**What this task involves**. Wherever the word "Potassium" occurs in the listing, copy the whole line.

**Records for the task**.
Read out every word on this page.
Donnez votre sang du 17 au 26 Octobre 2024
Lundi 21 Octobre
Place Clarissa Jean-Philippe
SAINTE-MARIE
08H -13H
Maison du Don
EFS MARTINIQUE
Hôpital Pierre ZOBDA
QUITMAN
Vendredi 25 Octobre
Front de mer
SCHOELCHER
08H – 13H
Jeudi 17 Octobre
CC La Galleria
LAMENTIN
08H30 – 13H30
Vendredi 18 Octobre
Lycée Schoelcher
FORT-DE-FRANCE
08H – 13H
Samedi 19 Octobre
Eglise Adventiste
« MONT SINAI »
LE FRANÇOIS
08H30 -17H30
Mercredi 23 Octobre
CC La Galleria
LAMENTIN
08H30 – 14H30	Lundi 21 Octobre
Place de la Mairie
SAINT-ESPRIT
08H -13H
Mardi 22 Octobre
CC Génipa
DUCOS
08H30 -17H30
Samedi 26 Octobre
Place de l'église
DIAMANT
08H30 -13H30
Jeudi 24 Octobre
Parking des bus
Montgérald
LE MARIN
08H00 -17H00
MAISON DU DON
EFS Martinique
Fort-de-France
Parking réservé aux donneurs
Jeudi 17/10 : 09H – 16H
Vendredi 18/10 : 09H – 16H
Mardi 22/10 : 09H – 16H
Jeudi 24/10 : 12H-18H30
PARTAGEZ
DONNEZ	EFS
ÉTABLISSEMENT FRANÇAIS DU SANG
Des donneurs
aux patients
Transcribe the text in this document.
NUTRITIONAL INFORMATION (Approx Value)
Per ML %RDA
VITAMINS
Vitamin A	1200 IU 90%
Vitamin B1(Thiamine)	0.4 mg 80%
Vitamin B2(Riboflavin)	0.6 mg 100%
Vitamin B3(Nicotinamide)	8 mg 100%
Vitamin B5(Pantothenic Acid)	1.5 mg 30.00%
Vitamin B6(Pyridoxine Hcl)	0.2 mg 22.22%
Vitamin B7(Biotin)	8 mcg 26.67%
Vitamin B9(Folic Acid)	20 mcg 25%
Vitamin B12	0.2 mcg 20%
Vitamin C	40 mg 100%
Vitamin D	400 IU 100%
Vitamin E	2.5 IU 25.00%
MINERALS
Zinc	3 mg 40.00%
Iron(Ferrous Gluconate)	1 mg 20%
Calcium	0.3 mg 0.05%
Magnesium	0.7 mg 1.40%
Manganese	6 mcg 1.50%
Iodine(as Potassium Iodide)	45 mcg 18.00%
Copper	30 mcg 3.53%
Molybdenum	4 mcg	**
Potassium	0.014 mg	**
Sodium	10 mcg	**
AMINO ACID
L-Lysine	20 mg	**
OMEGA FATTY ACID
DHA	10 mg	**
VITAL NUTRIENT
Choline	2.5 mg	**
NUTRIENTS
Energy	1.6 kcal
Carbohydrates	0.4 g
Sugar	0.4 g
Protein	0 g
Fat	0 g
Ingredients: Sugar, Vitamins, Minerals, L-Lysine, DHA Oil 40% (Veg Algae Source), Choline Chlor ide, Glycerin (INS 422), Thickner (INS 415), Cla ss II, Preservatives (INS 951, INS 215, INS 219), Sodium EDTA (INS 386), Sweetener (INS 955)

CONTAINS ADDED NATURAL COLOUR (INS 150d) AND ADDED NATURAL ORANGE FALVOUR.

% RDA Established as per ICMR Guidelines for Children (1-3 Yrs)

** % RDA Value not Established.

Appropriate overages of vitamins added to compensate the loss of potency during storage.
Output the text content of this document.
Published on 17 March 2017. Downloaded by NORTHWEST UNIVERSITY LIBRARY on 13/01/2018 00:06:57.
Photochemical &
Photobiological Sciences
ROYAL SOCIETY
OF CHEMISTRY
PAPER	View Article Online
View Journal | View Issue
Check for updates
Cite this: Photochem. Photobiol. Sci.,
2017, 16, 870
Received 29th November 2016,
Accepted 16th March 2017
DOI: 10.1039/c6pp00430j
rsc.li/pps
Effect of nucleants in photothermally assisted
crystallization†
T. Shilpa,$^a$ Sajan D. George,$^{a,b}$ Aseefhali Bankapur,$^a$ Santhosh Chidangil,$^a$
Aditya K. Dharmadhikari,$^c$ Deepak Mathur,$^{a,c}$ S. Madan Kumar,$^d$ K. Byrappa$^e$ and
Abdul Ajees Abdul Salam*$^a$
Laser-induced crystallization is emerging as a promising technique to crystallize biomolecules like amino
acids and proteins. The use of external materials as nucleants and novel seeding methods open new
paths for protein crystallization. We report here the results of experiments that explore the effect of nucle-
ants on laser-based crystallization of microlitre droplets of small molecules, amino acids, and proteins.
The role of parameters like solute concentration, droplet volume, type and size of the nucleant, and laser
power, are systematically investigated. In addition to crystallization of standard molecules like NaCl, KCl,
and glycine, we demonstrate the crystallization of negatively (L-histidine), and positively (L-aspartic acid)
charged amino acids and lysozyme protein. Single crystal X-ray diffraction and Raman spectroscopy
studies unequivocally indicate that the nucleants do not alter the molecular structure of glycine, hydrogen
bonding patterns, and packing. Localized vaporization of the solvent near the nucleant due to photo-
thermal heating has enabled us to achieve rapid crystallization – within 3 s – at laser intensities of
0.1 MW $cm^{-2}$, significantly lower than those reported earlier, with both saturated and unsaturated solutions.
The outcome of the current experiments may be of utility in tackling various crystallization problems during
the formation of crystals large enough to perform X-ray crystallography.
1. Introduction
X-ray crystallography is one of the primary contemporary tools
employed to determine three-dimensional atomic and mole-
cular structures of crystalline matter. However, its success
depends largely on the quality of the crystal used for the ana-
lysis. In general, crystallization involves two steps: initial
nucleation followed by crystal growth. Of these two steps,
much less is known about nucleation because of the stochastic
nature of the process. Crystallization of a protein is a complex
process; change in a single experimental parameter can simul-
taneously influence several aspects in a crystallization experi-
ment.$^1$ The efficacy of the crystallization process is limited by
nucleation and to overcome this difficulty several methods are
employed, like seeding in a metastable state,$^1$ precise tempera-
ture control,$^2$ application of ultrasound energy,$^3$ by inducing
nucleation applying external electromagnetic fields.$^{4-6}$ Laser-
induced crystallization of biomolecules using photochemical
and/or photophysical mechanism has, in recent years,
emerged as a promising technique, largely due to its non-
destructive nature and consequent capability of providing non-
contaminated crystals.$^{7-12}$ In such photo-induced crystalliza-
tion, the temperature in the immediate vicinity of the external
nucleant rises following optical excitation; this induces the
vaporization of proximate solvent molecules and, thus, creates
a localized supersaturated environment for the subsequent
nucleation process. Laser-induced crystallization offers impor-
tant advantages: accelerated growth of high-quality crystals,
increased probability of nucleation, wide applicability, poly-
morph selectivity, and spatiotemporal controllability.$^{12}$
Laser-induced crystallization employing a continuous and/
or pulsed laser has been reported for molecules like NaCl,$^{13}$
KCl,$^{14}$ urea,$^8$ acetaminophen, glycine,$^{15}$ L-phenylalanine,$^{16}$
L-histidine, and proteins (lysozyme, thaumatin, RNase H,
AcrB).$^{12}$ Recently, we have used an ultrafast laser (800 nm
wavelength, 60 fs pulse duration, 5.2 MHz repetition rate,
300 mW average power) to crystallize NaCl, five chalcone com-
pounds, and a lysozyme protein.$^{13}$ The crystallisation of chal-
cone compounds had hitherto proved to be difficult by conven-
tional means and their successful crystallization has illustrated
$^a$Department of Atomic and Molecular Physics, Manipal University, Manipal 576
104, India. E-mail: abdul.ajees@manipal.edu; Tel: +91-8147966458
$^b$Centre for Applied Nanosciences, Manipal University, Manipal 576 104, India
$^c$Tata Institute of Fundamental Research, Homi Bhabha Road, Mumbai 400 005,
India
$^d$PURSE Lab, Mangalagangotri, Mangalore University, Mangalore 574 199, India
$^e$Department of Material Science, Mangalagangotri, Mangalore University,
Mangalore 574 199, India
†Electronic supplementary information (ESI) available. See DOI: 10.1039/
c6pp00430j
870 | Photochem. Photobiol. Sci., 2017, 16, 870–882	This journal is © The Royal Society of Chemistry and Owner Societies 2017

**Result**.
Iodine(as Potassium Iodide)	45 mcg 18.00%
Potassium	0.014 mg	**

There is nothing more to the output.